Skip to content

CeliaShu1024/DeepSeek-OCR-Instant-PDF

Folders and files

NameName
Last commit message
Last commit date

Latest commit

 

History

7 Commits
 
 
 
 
 
 
 
 
 
 

Repository files navigation

DeepSeek-OCR-Instant-PDF

Quick python demo for processing pdf with DeepSeek-OCR and result normalization. For the .mmd files obtained from DeepSeek-OCR, you can use the mmdNormalizer.py to transform it to the following json structure:

{
	"id": filename (without ".mmd"),
	"sections":{
		"section":{
			"sid": incremental int,
			"heading": "" | "heading content...",
			"heading_level": int,
			"contents": "" | [
				"paragraph 1",
				"paragraph 2",
				...
			]
		},
		...

Data listing:
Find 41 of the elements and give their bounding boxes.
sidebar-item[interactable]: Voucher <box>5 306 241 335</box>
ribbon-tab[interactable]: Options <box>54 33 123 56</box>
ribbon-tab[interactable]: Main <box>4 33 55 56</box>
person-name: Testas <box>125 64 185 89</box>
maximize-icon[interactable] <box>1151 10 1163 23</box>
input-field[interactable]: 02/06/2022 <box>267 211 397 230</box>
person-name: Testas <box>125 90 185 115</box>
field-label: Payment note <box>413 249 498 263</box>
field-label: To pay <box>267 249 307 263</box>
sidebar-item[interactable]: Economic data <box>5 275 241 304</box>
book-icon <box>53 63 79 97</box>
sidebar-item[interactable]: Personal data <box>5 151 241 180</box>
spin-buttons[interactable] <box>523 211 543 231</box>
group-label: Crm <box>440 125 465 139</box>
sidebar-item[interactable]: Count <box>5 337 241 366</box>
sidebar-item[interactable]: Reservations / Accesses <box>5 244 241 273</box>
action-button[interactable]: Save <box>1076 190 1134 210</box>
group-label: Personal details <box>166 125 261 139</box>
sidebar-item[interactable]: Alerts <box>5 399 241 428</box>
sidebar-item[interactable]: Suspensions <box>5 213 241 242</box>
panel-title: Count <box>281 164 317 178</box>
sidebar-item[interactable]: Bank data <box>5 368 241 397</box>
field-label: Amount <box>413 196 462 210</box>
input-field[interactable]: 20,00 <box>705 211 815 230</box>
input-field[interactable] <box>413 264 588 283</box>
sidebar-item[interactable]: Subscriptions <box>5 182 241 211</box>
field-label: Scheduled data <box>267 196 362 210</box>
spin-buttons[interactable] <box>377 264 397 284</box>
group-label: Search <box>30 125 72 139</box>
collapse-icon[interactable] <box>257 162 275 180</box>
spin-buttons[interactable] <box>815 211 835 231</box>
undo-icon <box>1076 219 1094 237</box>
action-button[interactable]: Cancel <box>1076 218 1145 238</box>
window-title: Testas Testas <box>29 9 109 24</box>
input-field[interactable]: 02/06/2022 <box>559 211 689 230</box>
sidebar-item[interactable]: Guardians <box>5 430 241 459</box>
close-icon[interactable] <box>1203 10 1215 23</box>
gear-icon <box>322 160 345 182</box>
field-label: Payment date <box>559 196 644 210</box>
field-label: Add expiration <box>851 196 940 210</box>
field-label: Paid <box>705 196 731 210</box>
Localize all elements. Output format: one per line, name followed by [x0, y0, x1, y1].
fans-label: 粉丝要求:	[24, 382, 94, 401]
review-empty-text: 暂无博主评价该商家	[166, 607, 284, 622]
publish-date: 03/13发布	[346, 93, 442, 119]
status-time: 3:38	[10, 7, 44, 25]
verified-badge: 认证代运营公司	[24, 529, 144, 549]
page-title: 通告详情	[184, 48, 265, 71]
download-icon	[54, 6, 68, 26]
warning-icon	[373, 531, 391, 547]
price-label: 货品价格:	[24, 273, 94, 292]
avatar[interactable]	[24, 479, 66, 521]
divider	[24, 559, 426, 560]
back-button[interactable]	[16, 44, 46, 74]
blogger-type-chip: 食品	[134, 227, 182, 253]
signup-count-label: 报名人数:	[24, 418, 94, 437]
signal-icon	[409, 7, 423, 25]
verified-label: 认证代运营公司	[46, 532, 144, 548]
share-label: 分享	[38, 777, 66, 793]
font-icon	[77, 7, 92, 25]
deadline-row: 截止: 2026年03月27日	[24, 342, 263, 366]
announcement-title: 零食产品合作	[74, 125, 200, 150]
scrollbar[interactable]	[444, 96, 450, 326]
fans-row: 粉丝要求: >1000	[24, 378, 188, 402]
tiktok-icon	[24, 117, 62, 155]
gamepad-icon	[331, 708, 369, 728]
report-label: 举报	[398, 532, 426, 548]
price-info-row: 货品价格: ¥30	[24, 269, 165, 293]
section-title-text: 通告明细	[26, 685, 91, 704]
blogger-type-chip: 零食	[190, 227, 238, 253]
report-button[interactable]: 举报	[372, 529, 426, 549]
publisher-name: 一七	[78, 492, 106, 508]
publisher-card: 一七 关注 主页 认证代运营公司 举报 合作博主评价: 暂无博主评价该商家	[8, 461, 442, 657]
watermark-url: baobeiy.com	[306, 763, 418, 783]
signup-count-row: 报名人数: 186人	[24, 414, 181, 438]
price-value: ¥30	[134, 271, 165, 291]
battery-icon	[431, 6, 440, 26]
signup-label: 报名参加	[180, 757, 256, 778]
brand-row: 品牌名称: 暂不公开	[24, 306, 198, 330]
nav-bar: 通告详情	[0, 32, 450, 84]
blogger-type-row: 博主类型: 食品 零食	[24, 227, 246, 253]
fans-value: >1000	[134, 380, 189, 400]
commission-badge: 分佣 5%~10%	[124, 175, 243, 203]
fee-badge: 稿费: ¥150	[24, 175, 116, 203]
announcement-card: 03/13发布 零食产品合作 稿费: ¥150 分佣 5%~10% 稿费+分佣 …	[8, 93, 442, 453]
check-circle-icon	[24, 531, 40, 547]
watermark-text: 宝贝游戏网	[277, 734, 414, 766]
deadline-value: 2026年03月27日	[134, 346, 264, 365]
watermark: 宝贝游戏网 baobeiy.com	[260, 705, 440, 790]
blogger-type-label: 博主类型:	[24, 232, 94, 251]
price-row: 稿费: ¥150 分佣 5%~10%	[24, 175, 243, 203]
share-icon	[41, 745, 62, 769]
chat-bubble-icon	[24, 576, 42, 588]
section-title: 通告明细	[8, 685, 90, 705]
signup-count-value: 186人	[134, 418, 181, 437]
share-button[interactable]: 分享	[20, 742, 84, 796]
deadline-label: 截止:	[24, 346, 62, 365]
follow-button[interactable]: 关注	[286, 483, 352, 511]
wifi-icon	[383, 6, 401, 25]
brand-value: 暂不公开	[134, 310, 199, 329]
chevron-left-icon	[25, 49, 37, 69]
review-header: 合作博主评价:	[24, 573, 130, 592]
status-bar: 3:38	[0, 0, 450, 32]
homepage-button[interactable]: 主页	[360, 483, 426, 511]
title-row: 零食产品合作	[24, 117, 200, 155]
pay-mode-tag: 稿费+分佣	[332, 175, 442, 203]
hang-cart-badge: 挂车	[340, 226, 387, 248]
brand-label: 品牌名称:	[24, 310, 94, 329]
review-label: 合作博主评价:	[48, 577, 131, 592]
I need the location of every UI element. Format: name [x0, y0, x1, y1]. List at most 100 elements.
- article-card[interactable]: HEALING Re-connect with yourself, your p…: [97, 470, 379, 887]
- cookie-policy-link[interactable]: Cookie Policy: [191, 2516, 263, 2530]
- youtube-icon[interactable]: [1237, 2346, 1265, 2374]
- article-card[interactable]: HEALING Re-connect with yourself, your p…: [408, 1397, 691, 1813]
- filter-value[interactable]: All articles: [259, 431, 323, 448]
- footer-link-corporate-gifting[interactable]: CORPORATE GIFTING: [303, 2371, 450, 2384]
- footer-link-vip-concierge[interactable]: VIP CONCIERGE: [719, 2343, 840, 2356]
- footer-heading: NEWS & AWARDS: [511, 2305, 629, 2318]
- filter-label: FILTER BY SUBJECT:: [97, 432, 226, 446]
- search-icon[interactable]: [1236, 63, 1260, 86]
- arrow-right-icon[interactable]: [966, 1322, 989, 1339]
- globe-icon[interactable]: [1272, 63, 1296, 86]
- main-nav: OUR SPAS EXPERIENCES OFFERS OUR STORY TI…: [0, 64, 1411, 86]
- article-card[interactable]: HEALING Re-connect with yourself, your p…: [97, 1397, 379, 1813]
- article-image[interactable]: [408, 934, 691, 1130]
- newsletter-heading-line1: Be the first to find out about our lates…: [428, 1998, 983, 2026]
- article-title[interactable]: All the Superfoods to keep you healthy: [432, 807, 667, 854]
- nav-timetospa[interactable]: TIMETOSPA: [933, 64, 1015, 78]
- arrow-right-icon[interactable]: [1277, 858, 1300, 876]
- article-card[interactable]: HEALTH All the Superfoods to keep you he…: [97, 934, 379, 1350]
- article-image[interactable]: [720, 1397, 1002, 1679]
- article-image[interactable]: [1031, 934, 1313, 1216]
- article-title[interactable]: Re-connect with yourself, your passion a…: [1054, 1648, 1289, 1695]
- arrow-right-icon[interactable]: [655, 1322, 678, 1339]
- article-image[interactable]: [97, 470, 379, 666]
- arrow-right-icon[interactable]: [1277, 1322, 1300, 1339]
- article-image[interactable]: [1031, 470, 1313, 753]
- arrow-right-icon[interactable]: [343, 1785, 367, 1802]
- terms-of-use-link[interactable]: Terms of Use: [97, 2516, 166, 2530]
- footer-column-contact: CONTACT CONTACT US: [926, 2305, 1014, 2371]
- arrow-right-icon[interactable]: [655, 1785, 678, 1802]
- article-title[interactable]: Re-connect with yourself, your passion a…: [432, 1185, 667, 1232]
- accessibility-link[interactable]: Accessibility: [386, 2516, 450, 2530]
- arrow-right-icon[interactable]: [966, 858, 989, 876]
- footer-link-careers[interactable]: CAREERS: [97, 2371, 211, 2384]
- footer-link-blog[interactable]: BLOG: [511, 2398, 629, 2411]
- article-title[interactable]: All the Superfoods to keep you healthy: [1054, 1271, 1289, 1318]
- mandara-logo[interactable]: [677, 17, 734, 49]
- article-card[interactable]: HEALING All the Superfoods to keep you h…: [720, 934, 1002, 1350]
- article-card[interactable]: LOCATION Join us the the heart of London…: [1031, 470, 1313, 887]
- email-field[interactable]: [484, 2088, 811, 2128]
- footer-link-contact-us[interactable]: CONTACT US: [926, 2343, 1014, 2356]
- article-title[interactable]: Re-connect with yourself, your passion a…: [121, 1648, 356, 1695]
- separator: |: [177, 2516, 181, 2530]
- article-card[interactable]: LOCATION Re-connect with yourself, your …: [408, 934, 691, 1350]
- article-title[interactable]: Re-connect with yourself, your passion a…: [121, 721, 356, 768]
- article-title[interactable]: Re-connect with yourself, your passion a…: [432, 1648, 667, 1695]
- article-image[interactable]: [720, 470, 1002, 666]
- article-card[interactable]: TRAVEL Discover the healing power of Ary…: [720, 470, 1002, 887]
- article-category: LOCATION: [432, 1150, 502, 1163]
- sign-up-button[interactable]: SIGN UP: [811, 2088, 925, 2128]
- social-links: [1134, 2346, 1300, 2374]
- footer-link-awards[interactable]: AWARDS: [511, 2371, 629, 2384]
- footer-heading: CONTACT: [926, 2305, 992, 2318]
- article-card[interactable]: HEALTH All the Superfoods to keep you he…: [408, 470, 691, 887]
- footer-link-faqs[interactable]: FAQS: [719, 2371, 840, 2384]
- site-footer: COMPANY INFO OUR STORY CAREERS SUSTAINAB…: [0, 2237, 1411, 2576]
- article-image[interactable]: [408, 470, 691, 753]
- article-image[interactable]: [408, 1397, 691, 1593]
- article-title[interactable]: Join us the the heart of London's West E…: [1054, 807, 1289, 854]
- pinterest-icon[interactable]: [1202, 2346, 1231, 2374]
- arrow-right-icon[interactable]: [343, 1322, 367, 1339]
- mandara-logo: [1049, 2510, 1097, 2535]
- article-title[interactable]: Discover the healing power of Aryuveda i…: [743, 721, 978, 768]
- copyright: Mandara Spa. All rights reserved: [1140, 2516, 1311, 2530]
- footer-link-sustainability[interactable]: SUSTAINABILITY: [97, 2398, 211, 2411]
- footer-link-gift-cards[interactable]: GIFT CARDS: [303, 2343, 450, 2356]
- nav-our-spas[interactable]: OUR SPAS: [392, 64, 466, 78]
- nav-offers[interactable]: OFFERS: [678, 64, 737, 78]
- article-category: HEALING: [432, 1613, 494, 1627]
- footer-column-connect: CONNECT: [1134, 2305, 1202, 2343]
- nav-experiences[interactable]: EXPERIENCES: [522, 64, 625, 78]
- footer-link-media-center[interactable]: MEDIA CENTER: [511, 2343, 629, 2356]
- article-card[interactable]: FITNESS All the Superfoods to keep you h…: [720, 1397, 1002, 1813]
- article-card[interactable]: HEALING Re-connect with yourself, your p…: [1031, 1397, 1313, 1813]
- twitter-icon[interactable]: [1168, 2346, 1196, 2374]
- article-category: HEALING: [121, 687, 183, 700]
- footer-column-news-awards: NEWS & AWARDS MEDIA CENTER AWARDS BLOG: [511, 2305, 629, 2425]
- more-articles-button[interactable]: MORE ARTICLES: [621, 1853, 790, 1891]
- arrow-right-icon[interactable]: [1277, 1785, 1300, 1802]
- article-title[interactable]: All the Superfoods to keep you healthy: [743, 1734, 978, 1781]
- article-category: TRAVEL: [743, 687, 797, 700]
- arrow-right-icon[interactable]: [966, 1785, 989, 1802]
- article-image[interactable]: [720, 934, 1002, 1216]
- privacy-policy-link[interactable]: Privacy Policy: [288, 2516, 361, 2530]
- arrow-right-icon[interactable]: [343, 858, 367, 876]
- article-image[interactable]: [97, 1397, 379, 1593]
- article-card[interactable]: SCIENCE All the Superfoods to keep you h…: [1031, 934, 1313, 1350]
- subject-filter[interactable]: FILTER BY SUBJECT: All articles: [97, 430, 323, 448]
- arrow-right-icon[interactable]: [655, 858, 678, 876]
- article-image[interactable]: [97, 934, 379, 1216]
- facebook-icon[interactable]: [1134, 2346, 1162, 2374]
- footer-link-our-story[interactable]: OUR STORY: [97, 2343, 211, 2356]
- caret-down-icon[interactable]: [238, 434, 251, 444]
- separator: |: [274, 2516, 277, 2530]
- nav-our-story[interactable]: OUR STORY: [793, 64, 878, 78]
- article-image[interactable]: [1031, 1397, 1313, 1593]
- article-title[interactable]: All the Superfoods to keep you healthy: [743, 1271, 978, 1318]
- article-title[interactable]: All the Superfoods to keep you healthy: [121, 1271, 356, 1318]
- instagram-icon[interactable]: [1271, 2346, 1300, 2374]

Exercise task A:
Convert the rows from their first line through the line containing "person-name: Testas <box>125 90 185 115</box>" into a JSON list of strings, one string per line and leaving out blank lines.
Exercise task B:
Continue the DeepSeek-OCR PDF demo page from the point where it stops.

Response A:
[
  "Find 41 of the elements and give their bounding boxes.",
  "sidebar-item[interactable]: Voucher <box>5 306 241 335</box>",
  "ribbon-tab[interactable]: Options <box>54 33 123 56</box>",
  "ribbon-tab[interactable]: Main <box>4 33 55 56</box>",
  "person-name: Testas <box>125 64 185 89</box>",
  "maximize-icon[interactable] <box>1151 10 1163 23</box>",
  "input-field[interactable]: 02/06/2022 <box>267 211 397 230</box>",
  "person-name: Testas <box>125 90 185 115</box>"
]

Response B:
	}
}

where heading_level refers to the last heading the program detects for this section. We also added an approach to enhance compatibility with multi-page pdf files. A sample input and output case is given:

Input

# Chapter 1
Some text split by

<--- Page Split --->

page boundary.

## Section 1.1
More content here.

Output JSON:

{
  "id": "document",
  "sections": [
    {
      "sid": 1,
      "heading": "Chapter 1",
      "heading_level": 1,
      "contents": ["Some text split by page boundary."]
    },
    {
      "sid": 2,
      "heading": "Chapter 1: Section 1.1",
      "heading_level": 2,
      "contents": ["More content here."]
    }
  ]
}

Prerequisites

This is an application based on DeepSeek-OCR. Please follow the instructions on the official installation of DeepSeek-OCR.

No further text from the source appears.